What you are asked to do:
Your task is to repeat the entries word for word while leaving out the pictures.

Source data:
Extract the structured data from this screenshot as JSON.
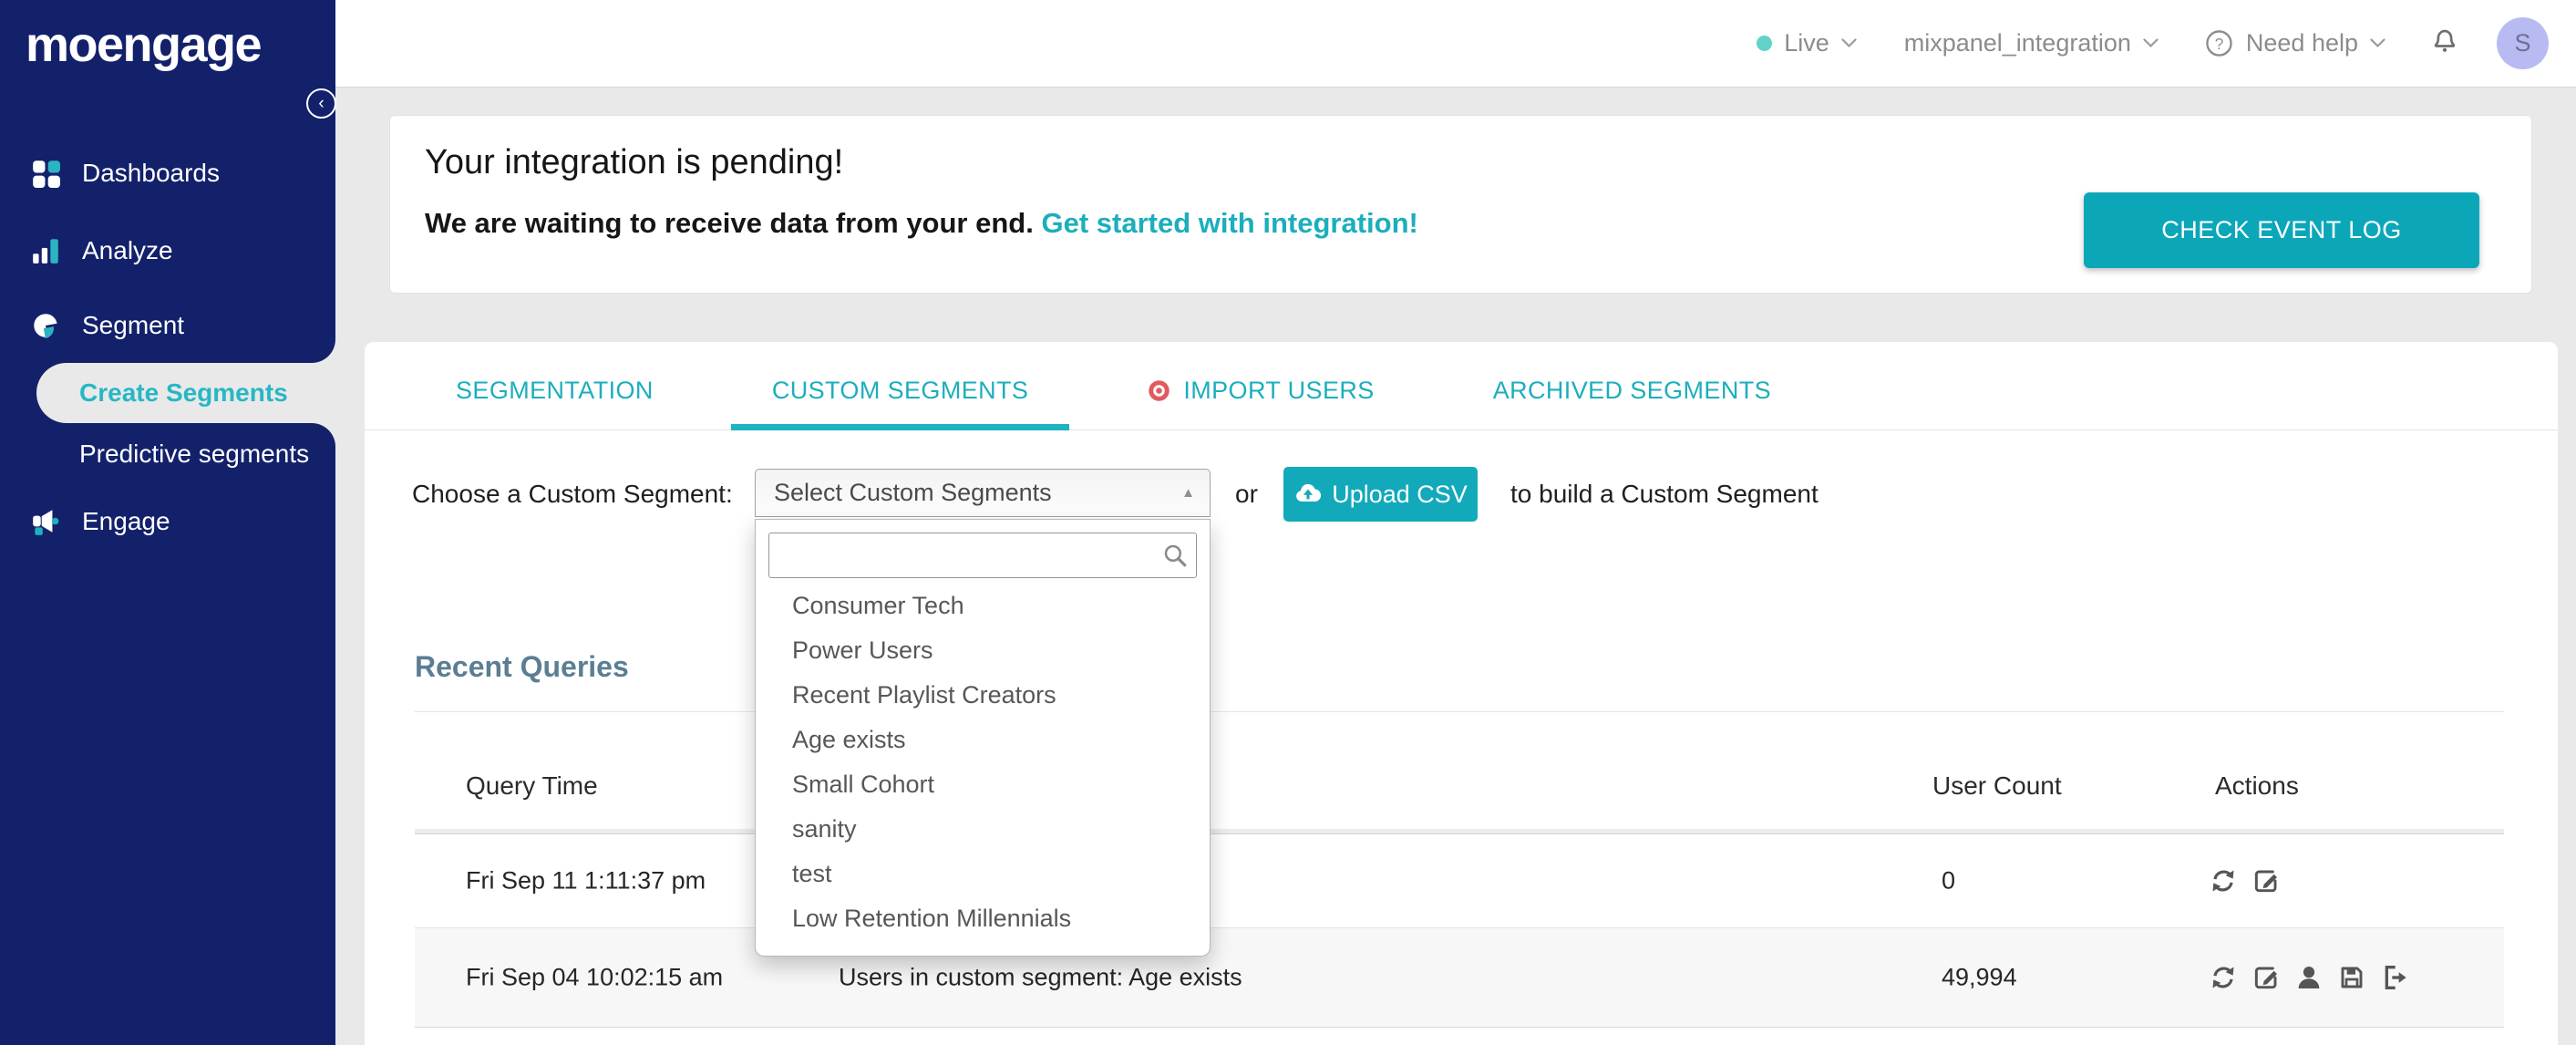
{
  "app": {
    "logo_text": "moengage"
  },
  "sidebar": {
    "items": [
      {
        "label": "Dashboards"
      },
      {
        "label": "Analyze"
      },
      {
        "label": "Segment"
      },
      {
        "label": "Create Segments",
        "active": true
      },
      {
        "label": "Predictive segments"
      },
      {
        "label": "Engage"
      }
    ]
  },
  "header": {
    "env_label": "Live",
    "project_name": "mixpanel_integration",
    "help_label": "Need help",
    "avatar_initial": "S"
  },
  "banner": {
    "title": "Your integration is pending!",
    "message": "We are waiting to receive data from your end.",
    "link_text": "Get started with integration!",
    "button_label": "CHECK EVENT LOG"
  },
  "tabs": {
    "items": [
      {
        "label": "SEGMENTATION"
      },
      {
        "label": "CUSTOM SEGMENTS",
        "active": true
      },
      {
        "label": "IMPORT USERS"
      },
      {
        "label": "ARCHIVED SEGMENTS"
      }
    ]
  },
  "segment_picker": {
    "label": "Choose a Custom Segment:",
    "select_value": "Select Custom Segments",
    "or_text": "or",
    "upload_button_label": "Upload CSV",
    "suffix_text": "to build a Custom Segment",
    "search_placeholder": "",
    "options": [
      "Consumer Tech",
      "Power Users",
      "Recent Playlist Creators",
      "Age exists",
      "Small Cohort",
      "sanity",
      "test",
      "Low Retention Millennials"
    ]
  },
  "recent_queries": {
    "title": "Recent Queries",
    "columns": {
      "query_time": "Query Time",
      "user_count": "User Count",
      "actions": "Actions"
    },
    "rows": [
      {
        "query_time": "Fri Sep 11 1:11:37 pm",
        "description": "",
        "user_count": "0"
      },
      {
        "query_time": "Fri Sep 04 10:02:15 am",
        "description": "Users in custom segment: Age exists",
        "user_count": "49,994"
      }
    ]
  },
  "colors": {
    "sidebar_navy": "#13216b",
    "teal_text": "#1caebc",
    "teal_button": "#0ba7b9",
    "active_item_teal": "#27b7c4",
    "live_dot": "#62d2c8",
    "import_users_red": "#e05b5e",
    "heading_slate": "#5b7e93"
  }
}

Output below:
Extract the structured data from this screenshot as JSON.
{
  "app": {
    "logo_text": "moengage"
  },
  "sidebar": {
    "items": [
      {
        "label": "Dashboards"
      },
      {
        "label": "Analyze"
      },
      {
        "label": "Segment"
      },
      {
        "label": "Create Segments",
        "active": true
      },
      {
        "label": "Predictive segments"
      },
      {
        "label": "Engage"
      }
    ]
  },
  "header": {
    "env_label": "Live",
    "project_name": "mixpanel_integration",
    "help_label": "Need help",
    "avatar_initial": "S"
  },
  "banner": {
    "title": "Your integration is pending!",
    "message": "We are waiting to receive data from your end.",
    "link_text": "Get started with integration!",
    "button_label": "CHECK EVENT LOG"
  },
  "tabs": {
    "items": [
      {
        "label": "SEGMENTATION"
      },
      {
        "label": "CUSTOM SEGMENTS",
        "active": true
      },
      {
        "label": "IMPORT USERS"
      },
      {
        "label": "ARCHIVED SEGMENTS"
      }
    ]
  },
  "segment_picker": {
    "label": "Choose a Custom Segment:",
    "select_value": "Select Custom Segments",
    "or_text": "or",
    "upload_button_label": "Upload CSV",
    "suffix_text": "to build a Custom Segment",
    "search_placeholder": "",
    "options": [
      "Consumer Tech",
      "Power Users",
      "Recent Playlist Creators",
      "Age exists",
      "Small Cohort",
      "sanity",
      "test",
      "Low Retention Millennials"
    ]
  },
  "recent_queries": {
    "title": "Recent Queries",
    "columns": {
      "query_time": "Query Time",
      "user_count": "User Count",
      "actions": "Actions"
    },
    "rows": [
      {
        "query_time": "Fri Sep 11 1:11:37 pm",
        "description": "",
        "user_count": "0"
      },
      {
        "query_time": "Fri Sep 04 10:02:15 am",
        "description": "Users in custom segment: Age exists",
        "user_count": "49,994"
      }
    ]
  },
  "colors": {
    "sidebar_navy": "#13216b",
    "teal_text": "#1caebc",
    "teal_button": "#0ba7b9",
    "active_item_teal": "#27b7c4",
    "live_dot": "#62d2c8",
    "import_users_red": "#e05b5e",
    "heading_slate": "#5b7e93"
  }
}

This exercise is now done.